What is needed: From the listing below, pull each line that includes "funzionare".

Supplied records:
^^^^^^^^^^^^^^^^

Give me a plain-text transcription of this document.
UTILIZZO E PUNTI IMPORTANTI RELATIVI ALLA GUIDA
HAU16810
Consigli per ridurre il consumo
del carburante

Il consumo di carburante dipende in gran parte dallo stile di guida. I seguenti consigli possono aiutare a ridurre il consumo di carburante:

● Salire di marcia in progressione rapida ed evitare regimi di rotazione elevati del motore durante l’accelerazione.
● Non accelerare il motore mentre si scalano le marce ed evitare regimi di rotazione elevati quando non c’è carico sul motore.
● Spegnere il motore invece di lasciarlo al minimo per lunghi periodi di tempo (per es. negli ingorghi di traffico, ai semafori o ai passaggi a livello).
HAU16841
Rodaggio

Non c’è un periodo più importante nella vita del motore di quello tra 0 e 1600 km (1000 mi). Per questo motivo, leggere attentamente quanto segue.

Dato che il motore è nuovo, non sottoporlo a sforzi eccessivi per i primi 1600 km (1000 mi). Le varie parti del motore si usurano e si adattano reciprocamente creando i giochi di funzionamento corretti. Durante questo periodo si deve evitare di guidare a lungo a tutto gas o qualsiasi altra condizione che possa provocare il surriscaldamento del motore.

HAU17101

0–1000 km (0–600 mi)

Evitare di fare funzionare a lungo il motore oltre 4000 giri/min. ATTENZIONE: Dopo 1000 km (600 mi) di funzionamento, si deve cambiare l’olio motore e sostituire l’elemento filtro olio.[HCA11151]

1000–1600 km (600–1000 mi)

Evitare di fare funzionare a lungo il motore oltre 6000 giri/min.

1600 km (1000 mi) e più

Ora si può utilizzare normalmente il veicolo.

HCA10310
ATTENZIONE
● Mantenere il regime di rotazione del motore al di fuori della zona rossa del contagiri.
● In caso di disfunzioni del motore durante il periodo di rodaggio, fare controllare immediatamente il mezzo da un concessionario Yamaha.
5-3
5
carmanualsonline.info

^^^^^^^^^^^^^^^^

The reply:
Evitare di fare funzionare a lungo il motore oltre 4000 giri/min. ATTENZIONE: Dopo 1000 km (600 mi) di funzionamento, si deve cambiare l’olio motore e sostituire l’elemento filtro olio.[HCA11151]
Evitare di fare funzionare a lungo il motore oltre 6000 giri/min.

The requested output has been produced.